[start of RECORDS FOR THE EXERCISE]
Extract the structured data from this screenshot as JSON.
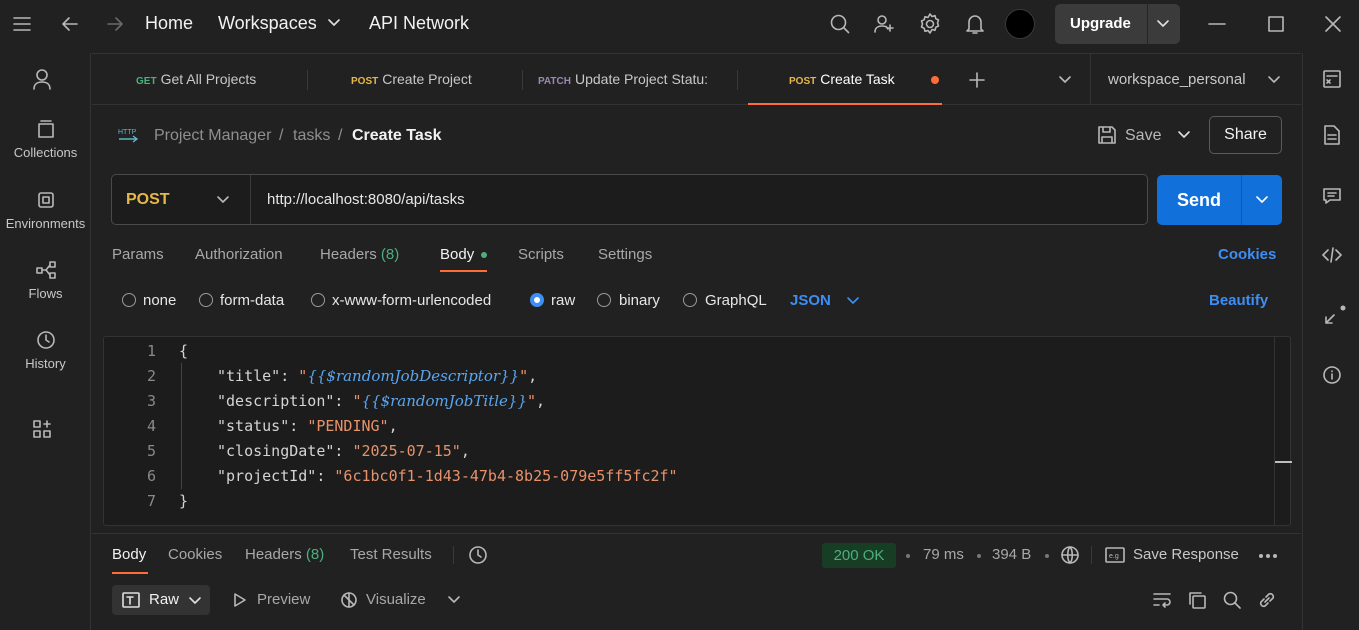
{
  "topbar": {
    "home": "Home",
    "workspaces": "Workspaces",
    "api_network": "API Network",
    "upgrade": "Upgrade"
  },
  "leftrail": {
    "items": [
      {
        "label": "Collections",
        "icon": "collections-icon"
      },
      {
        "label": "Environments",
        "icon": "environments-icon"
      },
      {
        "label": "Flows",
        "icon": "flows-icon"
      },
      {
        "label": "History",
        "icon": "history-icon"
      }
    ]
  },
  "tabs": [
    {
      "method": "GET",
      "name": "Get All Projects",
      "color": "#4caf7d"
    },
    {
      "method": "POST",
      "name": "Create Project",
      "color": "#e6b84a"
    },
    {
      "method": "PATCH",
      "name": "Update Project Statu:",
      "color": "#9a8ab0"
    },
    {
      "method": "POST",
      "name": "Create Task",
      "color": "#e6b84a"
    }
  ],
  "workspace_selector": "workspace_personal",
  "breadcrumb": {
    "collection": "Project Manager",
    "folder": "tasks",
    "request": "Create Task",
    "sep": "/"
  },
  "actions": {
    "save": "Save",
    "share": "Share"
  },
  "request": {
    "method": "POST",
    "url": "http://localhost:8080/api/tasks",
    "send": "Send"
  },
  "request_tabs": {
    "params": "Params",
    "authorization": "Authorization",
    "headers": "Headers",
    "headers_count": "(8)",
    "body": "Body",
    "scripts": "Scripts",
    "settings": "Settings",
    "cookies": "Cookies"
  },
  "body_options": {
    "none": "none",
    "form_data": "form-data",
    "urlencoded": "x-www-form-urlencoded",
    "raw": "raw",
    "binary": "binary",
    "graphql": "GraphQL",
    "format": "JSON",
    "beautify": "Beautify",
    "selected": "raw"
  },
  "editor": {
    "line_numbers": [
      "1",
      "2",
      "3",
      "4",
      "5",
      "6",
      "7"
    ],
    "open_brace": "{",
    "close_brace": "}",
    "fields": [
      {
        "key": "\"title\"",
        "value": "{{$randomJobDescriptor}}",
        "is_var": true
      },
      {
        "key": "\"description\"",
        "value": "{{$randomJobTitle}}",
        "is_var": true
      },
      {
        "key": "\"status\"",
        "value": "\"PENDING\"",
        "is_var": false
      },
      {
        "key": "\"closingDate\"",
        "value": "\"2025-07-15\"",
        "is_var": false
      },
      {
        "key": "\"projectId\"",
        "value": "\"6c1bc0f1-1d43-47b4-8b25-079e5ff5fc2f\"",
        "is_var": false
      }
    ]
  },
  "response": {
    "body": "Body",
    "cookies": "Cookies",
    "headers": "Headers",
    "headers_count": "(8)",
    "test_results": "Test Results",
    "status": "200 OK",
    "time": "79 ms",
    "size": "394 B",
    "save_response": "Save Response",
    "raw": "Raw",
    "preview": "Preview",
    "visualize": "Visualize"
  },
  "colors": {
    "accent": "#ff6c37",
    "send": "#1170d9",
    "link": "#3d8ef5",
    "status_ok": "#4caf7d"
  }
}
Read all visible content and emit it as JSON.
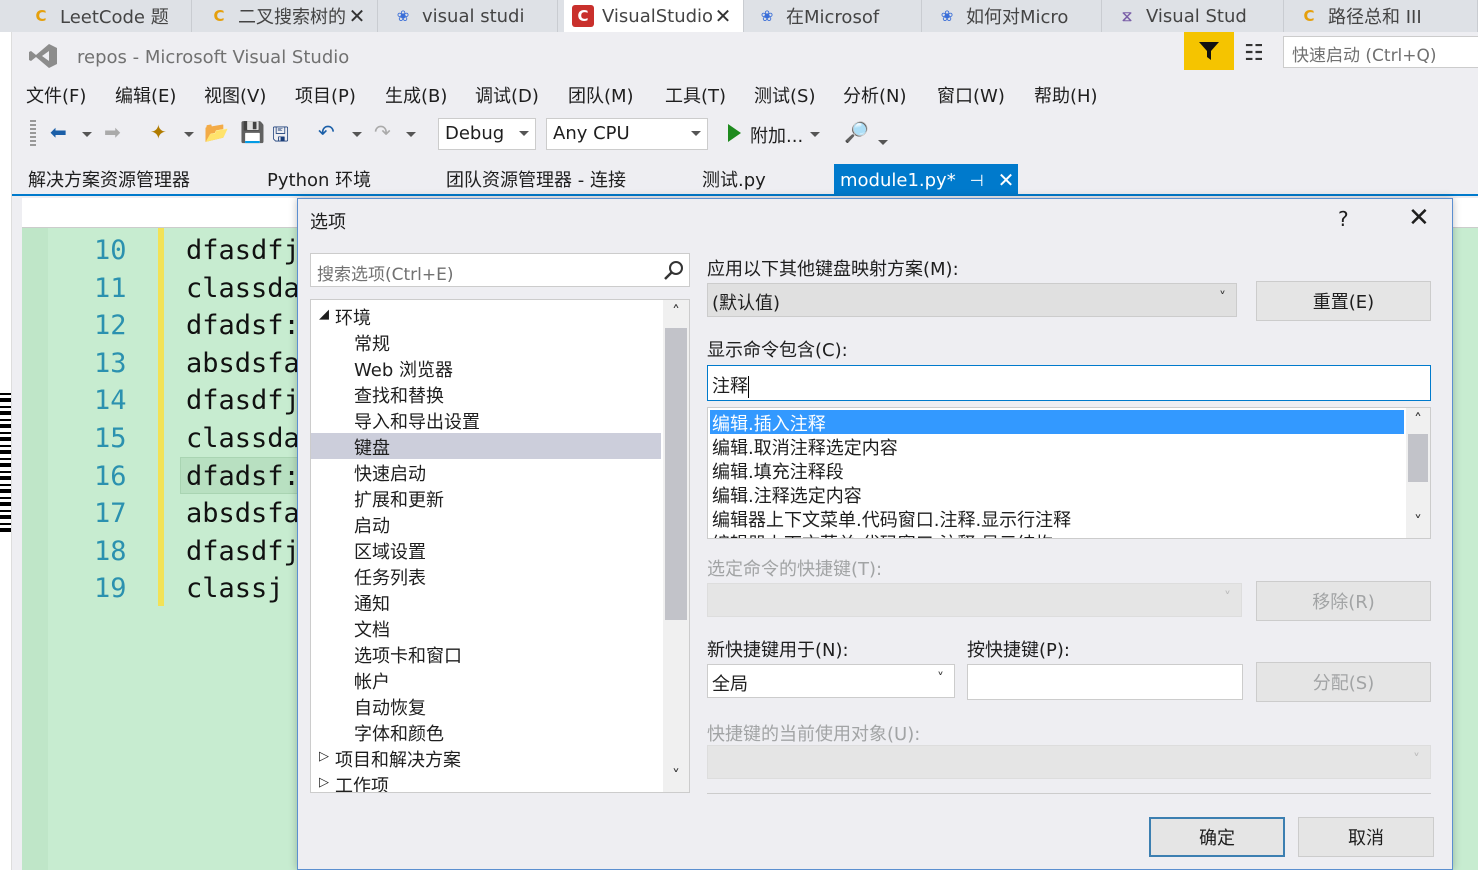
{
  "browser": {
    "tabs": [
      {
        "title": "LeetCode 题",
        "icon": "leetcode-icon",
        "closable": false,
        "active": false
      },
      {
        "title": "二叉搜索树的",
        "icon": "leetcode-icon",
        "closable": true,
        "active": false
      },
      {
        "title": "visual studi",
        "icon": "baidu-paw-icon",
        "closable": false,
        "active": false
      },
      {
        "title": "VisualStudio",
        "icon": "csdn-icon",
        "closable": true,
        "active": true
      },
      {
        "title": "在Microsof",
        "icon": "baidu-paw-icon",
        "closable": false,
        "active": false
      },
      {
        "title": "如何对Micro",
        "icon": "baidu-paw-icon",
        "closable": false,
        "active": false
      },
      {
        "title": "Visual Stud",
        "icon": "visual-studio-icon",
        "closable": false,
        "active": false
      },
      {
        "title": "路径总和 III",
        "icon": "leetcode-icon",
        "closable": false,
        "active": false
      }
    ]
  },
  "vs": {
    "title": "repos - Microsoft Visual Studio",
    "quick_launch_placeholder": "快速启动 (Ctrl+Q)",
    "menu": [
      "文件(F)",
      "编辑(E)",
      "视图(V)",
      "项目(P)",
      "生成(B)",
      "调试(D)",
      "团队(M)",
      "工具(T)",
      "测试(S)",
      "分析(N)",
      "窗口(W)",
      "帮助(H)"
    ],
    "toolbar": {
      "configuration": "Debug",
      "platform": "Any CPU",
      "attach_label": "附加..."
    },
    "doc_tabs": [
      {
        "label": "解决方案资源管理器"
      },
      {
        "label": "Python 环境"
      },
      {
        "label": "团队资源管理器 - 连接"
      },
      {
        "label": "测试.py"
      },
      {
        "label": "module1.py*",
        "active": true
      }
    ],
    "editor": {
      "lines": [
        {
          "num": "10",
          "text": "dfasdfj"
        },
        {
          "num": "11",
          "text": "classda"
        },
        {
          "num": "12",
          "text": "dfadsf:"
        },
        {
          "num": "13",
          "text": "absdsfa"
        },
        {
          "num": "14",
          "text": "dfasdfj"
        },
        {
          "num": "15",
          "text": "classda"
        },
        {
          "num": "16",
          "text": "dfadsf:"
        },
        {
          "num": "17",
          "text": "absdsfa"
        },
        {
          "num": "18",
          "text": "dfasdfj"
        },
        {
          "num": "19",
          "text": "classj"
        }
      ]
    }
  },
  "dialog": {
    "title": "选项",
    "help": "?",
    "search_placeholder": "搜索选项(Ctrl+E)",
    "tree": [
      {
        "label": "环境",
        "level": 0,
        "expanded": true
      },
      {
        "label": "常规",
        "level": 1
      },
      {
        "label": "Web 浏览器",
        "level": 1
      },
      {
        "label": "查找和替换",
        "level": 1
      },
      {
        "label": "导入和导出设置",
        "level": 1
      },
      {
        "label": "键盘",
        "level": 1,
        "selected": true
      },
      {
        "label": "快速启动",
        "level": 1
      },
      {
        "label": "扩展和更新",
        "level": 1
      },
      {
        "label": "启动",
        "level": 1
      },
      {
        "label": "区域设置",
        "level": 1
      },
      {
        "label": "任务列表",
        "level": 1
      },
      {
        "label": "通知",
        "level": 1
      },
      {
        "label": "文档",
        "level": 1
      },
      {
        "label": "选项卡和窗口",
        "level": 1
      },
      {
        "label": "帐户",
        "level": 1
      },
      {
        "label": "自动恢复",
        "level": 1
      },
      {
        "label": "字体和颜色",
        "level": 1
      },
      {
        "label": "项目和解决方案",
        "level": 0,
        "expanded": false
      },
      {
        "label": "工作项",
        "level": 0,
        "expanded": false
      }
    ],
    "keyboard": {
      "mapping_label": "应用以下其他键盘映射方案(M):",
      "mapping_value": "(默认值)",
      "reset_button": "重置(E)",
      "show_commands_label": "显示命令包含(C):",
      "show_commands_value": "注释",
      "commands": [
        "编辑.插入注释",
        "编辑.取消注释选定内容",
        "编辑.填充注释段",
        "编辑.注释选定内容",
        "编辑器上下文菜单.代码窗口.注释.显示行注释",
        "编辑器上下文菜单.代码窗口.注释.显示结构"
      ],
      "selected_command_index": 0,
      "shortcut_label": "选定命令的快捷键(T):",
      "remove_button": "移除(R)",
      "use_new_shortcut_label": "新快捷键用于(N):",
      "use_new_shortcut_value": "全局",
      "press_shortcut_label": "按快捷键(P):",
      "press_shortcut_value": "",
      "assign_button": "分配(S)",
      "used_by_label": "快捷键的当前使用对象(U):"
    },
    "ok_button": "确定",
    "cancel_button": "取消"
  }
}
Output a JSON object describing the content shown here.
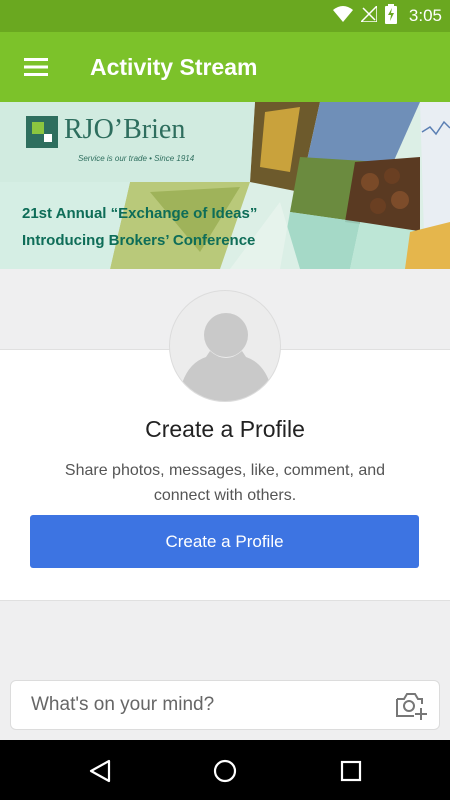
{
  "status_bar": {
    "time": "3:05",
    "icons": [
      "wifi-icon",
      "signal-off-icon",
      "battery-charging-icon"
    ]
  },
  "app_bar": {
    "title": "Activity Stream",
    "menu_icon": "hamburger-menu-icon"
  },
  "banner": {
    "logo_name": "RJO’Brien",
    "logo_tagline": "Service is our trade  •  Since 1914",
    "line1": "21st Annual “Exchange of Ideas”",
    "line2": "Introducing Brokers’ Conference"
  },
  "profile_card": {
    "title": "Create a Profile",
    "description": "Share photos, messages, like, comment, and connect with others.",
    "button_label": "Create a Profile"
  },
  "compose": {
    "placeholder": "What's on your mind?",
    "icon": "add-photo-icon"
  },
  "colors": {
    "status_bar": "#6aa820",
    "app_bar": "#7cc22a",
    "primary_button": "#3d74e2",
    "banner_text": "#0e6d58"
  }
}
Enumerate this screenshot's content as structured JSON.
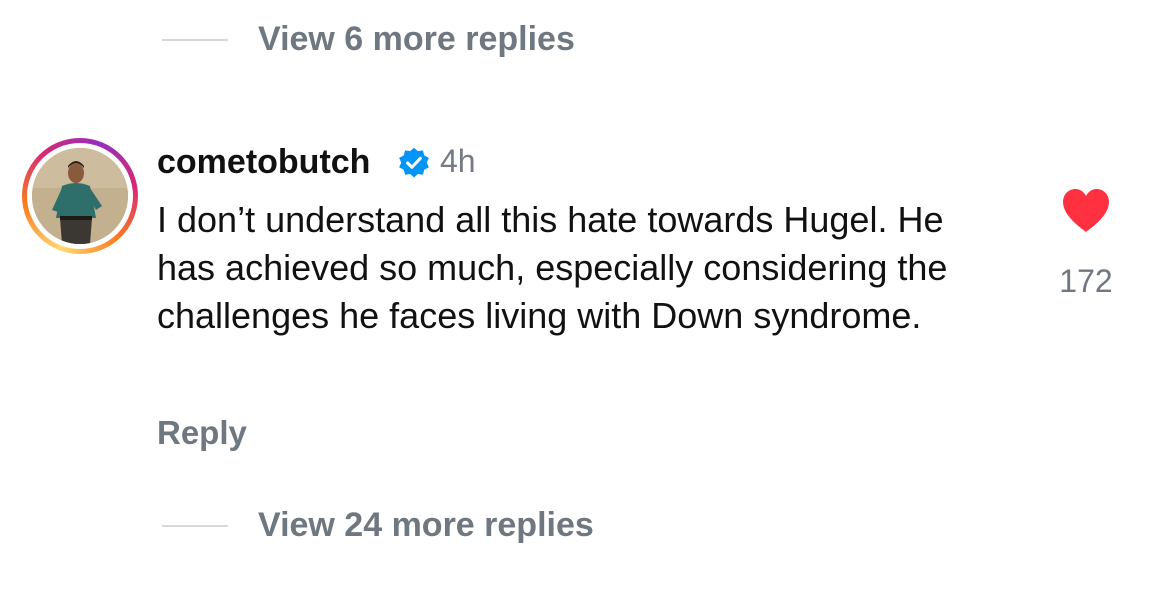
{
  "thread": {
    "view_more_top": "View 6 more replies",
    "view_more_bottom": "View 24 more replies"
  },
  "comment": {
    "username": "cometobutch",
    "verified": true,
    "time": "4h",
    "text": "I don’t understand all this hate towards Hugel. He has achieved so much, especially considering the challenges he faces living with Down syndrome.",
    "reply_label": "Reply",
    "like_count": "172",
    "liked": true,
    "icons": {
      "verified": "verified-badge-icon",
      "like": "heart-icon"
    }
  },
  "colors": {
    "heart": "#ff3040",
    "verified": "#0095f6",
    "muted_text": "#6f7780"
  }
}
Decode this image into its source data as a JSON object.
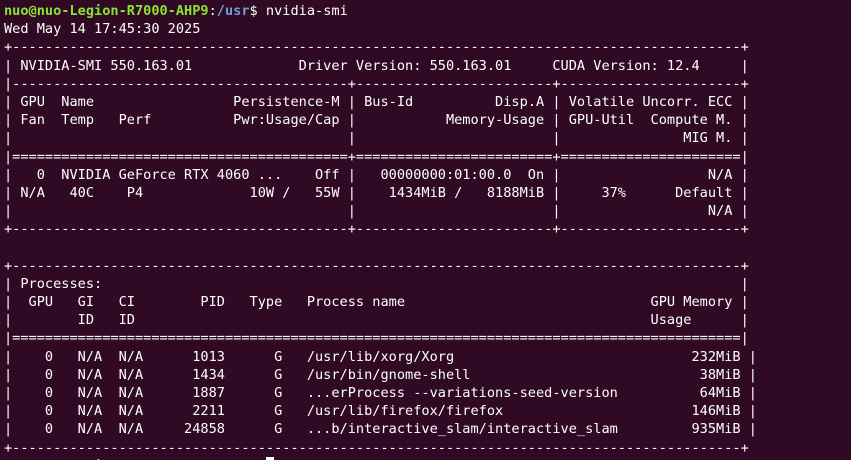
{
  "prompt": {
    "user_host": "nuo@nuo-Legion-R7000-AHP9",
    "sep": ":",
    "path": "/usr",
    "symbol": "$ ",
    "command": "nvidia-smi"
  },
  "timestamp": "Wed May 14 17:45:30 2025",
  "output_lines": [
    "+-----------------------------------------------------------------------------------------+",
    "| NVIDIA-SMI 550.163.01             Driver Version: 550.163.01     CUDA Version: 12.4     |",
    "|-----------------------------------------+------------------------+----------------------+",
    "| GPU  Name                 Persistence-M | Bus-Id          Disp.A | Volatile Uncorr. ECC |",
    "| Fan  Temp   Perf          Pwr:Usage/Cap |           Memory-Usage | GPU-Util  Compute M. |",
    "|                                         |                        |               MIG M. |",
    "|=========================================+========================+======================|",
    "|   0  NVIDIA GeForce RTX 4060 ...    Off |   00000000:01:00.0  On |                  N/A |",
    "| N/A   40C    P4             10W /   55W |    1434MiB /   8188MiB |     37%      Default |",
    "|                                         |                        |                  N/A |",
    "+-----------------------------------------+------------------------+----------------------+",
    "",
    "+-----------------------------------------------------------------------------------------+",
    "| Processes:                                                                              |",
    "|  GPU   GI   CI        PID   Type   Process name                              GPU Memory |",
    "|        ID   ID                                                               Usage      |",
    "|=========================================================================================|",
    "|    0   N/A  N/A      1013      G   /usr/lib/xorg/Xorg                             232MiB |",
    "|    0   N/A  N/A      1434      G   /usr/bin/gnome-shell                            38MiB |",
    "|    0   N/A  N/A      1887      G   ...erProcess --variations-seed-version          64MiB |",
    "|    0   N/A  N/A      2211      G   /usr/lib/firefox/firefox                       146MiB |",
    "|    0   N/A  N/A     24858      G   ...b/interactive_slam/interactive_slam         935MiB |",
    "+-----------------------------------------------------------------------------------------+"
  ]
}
[end of RECORDS FOR THE EXERCISE]
- PROBLEM DESCRIPTION: Find the string "快速启动" in the records, then copy each line where it occurs.

- TASK RESULT:
    "quick_launch_placeholder": "快速启动 (Ctrl+Q)",
        "label": "快速启动",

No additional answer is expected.